Transcribe the material below exactly as it appears.

* BEGIN *

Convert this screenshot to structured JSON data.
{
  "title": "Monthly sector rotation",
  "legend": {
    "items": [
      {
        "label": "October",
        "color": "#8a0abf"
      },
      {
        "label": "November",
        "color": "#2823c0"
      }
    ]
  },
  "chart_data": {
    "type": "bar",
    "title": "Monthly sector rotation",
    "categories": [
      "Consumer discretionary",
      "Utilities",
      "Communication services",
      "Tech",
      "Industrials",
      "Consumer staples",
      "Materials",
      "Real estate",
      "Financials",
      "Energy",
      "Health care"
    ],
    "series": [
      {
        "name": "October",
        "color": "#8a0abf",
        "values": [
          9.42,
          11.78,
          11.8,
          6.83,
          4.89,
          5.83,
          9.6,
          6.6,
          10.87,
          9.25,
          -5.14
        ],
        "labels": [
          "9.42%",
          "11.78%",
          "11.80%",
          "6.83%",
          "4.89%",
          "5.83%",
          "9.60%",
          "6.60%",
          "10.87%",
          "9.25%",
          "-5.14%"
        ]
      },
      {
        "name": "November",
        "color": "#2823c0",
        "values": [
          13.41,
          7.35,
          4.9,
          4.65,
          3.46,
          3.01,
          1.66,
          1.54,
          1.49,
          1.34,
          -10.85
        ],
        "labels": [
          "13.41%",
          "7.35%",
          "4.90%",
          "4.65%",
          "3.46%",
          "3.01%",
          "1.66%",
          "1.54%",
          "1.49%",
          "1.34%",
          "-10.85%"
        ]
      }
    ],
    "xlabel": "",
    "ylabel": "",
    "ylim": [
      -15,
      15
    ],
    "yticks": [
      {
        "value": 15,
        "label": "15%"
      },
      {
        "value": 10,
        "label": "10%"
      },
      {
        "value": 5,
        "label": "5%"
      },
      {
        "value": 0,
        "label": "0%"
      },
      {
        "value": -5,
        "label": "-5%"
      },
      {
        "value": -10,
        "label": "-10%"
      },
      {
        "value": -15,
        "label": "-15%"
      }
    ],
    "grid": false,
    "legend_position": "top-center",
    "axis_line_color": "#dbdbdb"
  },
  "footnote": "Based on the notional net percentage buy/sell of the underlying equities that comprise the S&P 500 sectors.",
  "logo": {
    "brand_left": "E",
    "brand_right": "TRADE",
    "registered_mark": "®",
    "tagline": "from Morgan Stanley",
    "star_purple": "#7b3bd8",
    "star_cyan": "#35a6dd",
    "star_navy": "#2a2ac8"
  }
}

* END *

### Exercise result
Convert this screenshot to structured JSON data.
{
  "title": "Monthly sector rotation",
  "legend": {
    "items": [
      {
        "label": "October",
        "color": "#8a0abf"
      },
      {
        "label": "November",
        "color": "#2823c0"
      }
    ]
  },
  "chart_data": {
    "type": "bar",
    "title": "Monthly sector rotation",
    "categories": [
      "Consumer discretionary",
      "Utilities",
      "Communication services",
      "Tech",
      "Industrials",
      "Consumer staples",
      "Materials",
      "Real estate",
      "Financials",
      "Energy",
      "Health care"
    ],
    "series": [
      {
        "name": "October",
        "color": "#8a0abf",
        "values": [
          9.42,
          11.78,
          11.8,
          6.83,
          4.89,
          5.83,
          9.6,
          6.6,
          10.87,
          9.25,
          -5.14
        ],
        "labels": [
          "9.42%",
          "11.78%",
          "11.80%",
          "6.83%",
          "4.89%",
          "5.83%",
          "9.60%",
          "6.60%",
          "10.87%",
          "9.25%",
          "-5.14%"
        ]
      },
      {
        "name": "November",
        "color": "#2823c0",
        "values": [
          13.41,
          7.35,
          4.9,
          4.65,
          3.46,
          3.01,
          1.66,
          1.54,
          1.49,
          1.34,
          -10.85
        ],
        "labels": [
          "13.41%",
          "7.35%",
          "4.90%",
          "4.65%",
          "3.46%",
          "3.01%",
          "1.66%",
          "1.54%",
          "1.49%",
          "1.34%",
          "-10.85%"
        ]
      }
    ],
    "xlabel": "",
    "ylabel": "",
    "ylim": [
      -15,
      15
    ],
    "yticks": [
      {
        "value": 15,
        "label": "15%"
      },
      {
        "value": 10,
        "label": "10%"
      },
      {
        "value": 5,
        "label": "5%"
      },
      {
        "value": 0,
        "label": "0%"
      },
      {
        "value": -5,
        "label": "-5%"
      },
      {
        "value": -10,
        "label": "-10%"
      },
      {
        "value": -15,
        "label": "-15%"
      }
    ],
    "grid": false,
    "legend_position": "top-center",
    "axis_line_color": "#dbdbdb"
  },
  "footnote": "Based on the notional net percentage buy/sell of the underlying equities that comprise the S&P 500 sectors.",
  "logo": {
    "brand_left": "E",
    "brand_right": "TRADE",
    "registered_mark": "®",
    "tagline": "from Morgan Stanley",
    "star_purple": "#7b3bd8",
    "star_cyan": "#35a6dd",
    "star_navy": "#2a2ac8"
  }
}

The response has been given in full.